▶ **WRITTEN INSTRUCTION**
Output the line that contains "Read all visible content and emit it as JSON." and every line after it to the end of the entries, with nothing added or left out.

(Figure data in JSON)
================

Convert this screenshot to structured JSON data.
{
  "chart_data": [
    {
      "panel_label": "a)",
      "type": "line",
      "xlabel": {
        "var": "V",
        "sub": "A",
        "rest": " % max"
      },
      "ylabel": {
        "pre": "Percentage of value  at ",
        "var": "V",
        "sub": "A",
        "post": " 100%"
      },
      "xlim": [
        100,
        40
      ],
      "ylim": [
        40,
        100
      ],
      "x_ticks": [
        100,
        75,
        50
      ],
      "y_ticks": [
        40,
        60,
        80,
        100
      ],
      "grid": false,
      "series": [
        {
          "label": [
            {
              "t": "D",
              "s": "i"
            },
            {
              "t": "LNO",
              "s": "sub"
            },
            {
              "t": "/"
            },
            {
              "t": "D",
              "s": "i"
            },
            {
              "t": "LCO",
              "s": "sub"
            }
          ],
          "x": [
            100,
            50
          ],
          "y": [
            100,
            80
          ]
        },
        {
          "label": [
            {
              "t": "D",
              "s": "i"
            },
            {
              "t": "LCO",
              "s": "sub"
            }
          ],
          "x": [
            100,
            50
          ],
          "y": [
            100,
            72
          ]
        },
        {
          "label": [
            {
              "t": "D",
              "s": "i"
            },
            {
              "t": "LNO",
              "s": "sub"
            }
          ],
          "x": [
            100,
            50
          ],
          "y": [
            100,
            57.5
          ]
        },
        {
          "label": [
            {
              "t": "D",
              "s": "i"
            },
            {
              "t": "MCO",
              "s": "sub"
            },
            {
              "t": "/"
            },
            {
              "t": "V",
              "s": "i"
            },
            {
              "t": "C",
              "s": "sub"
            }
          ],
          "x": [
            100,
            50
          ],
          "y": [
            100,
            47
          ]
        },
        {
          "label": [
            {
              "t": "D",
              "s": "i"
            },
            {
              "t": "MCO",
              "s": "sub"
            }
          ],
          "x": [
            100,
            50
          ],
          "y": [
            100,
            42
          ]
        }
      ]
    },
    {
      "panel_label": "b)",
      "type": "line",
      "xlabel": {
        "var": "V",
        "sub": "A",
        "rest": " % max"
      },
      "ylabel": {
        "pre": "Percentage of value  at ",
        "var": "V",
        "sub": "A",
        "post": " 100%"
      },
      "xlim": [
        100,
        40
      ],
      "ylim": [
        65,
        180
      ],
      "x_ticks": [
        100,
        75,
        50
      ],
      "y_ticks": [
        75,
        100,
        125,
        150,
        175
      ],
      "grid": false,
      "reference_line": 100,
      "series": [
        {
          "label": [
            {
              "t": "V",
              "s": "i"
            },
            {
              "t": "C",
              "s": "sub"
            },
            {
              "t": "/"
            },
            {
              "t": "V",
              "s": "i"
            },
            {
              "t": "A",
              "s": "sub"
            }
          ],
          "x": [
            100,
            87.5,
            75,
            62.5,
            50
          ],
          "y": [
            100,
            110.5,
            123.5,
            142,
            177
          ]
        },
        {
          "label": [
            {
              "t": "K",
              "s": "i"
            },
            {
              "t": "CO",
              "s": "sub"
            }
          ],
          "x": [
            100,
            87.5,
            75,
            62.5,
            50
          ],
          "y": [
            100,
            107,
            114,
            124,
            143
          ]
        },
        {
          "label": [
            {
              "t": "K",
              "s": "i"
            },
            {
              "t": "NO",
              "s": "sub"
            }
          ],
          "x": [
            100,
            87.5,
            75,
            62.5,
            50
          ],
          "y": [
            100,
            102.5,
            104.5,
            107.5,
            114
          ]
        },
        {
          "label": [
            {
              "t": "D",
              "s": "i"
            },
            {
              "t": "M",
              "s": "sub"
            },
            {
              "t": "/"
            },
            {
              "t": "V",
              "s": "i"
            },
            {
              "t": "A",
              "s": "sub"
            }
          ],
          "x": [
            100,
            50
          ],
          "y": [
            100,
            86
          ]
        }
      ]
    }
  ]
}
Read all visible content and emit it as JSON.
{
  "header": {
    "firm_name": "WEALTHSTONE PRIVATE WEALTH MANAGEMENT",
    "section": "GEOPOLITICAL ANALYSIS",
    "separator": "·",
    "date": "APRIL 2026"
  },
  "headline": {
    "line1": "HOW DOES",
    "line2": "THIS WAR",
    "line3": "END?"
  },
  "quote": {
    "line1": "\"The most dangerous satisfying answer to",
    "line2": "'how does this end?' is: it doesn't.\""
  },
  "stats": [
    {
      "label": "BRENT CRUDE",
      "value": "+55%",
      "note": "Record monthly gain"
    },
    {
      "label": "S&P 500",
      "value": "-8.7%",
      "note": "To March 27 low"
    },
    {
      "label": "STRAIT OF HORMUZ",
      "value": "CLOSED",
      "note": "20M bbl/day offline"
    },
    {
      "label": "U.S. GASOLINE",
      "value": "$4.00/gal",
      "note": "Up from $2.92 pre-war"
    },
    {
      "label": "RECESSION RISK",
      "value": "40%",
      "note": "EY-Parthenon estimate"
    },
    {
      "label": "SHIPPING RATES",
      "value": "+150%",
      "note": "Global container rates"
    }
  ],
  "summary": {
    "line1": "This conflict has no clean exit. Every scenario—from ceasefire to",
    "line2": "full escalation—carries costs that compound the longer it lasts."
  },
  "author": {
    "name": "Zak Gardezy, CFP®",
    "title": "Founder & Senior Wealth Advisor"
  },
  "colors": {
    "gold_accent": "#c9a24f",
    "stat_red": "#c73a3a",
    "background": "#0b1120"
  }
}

================

▶ **RESULT OF THE TASK**
Read all visible content and emit it as JSON.
{
  "header": {
    "firm_name": "WEALTHSTONE PRIVATE WEALTH MANAGEMENT",
    "section": "GEOPOLITICAL ANALYSIS",
    "separator": "·",
    "date": "APRIL 2026"
  },
  "headline": {
    "line1": "HOW DOES",
    "line2": "THIS WAR",
    "line3": "END?"
  },
  "quote": {
    "line1": "\"The most dangerous satisfying answer to",
    "line2": "'how does this end?' is: it doesn't.\""
  },
  "stats": [
    {
      "label": "BRENT CRUDE",
      "value": "+55%",
      "note": "Record monthly gain"
    },
    {
      "label": "S&P 500",
      "value": "-8.7%",
      "note": "To March 27 low"
    },
    {
      "label": "STRAIT OF HORMUZ",
      "value": "CLOSED",
      "note": "20M bbl/day offline"
    },
    {
      "label": "U.S. GASOLINE",
      "value": "$4.00/gal",
      "note": "Up from $2.92 pre-war"
    },
    {
      "label": "RECESSION RISK",
      "value": "40%",
      "note": "EY-Parthenon estimate"
    },
    {
      "label": "SHIPPING RATES",
      "value": "+150%",
      "note": "Global container rates"
    }
  ],
  "summary": {
    "line1": "This conflict has no clean exit. Every scenario—from ceasefire to",
    "line2": "full escalation—carries costs that compound the longer it lasts."
  },
  "author": {
    "name": "Zak Gardezy, CFP®",
    "title": "Founder & Senior Wealth Advisor"
  },
  "colors": {
    "gold_accent": "#c9a24f",
    "stat_red": "#c73a3a",
    "background": "#0b1120"
  }
}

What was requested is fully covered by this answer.